TASK PROMPT - Write out the whole of the material exactly.

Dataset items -
____

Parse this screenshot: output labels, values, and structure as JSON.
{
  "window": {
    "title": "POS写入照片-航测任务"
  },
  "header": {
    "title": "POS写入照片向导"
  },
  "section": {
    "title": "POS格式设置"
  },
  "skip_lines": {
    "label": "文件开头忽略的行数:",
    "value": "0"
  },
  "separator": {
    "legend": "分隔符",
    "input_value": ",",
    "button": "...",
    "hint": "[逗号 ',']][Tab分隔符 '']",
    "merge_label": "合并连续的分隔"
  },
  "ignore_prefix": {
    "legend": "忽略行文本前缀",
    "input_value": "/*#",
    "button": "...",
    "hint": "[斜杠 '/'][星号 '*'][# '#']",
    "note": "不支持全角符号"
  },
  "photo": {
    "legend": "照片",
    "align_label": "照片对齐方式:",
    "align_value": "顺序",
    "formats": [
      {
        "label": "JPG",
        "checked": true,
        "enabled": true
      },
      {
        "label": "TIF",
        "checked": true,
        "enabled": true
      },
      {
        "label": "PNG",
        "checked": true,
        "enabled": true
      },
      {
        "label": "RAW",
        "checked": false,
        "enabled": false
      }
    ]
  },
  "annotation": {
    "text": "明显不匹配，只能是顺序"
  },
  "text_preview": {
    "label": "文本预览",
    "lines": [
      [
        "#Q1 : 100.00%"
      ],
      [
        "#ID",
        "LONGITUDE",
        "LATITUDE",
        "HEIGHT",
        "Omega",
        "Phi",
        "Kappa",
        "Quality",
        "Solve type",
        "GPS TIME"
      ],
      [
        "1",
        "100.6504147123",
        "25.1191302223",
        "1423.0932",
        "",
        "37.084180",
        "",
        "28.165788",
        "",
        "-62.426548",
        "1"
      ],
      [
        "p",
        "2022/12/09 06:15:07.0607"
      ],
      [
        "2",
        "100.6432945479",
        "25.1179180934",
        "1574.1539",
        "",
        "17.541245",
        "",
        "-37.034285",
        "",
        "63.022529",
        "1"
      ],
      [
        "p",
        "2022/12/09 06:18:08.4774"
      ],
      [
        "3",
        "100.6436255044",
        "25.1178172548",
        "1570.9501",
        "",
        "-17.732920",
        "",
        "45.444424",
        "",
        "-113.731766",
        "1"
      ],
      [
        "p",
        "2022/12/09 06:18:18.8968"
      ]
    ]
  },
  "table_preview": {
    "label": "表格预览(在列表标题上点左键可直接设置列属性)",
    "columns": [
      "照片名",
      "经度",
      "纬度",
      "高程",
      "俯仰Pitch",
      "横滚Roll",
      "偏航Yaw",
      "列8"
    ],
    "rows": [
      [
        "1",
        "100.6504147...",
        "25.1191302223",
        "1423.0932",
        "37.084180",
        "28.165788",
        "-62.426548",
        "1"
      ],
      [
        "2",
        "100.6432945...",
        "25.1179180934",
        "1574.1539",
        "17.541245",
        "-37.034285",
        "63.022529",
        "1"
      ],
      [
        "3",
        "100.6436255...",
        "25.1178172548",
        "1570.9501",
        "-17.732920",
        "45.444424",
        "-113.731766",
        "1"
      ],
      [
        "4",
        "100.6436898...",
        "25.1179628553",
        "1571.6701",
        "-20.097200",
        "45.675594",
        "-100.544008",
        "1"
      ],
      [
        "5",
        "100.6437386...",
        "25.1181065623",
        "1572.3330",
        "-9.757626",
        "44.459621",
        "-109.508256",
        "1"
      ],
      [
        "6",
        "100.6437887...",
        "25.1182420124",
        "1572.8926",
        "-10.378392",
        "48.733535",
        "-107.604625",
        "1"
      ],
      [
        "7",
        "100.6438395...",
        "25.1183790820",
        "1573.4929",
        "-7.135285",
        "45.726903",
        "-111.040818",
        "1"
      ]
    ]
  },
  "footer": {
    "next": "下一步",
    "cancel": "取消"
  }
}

____

WRITTEN ANSWER -
Parse this screenshot: output labels, values, and structure as JSON.
{
  "window": {
    "title": "POS写入照片-航测任务"
  },
  "header": {
    "title": "POS写入照片向导"
  },
  "section": {
    "title": "POS格式设置"
  },
  "skip_lines": {
    "label": "文件开头忽略的行数:",
    "value": "0"
  },
  "separator": {
    "legend": "分隔符",
    "input_value": ",",
    "button": "...",
    "hint": "[逗号 ',']][Tab分隔符 '']",
    "merge_label": "合并连续的分隔"
  },
  "ignore_prefix": {
    "legend": "忽略行文本前缀",
    "input_value": "/*#",
    "button": "...",
    "hint": "[斜杠 '/'][星号 '*'][# '#']",
    "note": "不支持全角符号"
  },
  "photo": {
    "legend": "照片",
    "align_label": "照片对齐方式:",
    "align_value": "顺序",
    "formats": [
      {
        "label": "JPG",
        "checked": true,
        "enabled": true
      },
      {
        "label": "TIF",
        "checked": true,
        "enabled": true
      },
      {
        "label": "PNG",
        "checked": true,
        "enabled": true
      },
      {
        "label": "RAW",
        "checked": false,
        "enabled": false
      }
    ]
  },
  "annotation": {
    "text": "明显不匹配，只能是顺序"
  },
  "text_preview": {
    "label": "文本预览",
    "lines": [
      [
        "#Q1 : 100.00%"
      ],
      [
        "#ID",
        "LONGITUDE",
        "LATITUDE",
        "HEIGHT",
        "Omega",
        "Phi",
        "Kappa",
        "Quality",
        "Solve type",
        "GPS TIME"
      ],
      [
        "1",
        "100.6504147123",
        "25.1191302223",
        "1423.0932",
        "",
        "37.084180",
        "",
        "28.165788",
        "",
        "-62.426548",
        "1"
      ],
      [
        "p",
        "2022/12/09 06:15:07.0607"
      ],
      [
        "2",
        "100.6432945479",
        "25.1179180934",
        "1574.1539",
        "",
        "17.541245",
        "",
        "-37.034285",
        "",
        "63.022529",
        "1"
      ],
      [
        "p",
        "2022/12/09 06:18:08.4774"
      ],
      [
        "3",
        "100.6436255044",
        "25.1178172548",
        "1570.9501",
        "",
        "-17.732920",
        "",
        "45.444424",
        "",
        "-113.731766",
        "1"
      ],
      [
        "p",
        "2022/12/09 06:18:18.8968"
      ]
    ]
  },
  "table_preview": {
    "label": "表格预览(在列表标题上点左键可直接设置列属性)",
    "columns": [
      "照片名",
      "经度",
      "纬度",
      "高程",
      "俯仰Pitch",
      "横滚Roll",
      "偏航Yaw",
      "列8"
    ],
    "rows": [
      [
        "1",
        "100.6504147...",
        "25.1191302223",
        "1423.0932",
        "37.084180",
        "28.165788",
        "-62.426548",
        "1"
      ],
      [
        "2",
        "100.6432945...",
        "25.1179180934",
        "1574.1539",
        "17.541245",
        "-37.034285",
        "63.022529",
        "1"
      ],
      [
        "3",
        "100.6436255...",
        "25.1178172548",
        "1570.9501",
        "-17.732920",
        "45.444424",
        "-113.731766",
        "1"
      ],
      [
        "4",
        "100.6436898...",
        "25.1179628553",
        "1571.6701",
        "-20.097200",
        "45.675594",
        "-100.544008",
        "1"
      ],
      [
        "5",
        "100.6437386...",
        "25.1181065623",
        "1572.3330",
        "-9.757626",
        "44.459621",
        "-109.508256",
        "1"
      ],
      [
        "6",
        "100.6437887...",
        "25.1182420124",
        "1572.8926",
        "-10.378392",
        "48.733535",
        "-107.604625",
        "1"
      ],
      [
        "7",
        "100.6438395...",
        "25.1183790820",
        "1573.4929",
        "-7.135285",
        "45.726903",
        "-111.040818",
        "1"
      ]
    ]
  },
  "footer": {
    "next": "下一步",
    "cancel": "取消"
  }
}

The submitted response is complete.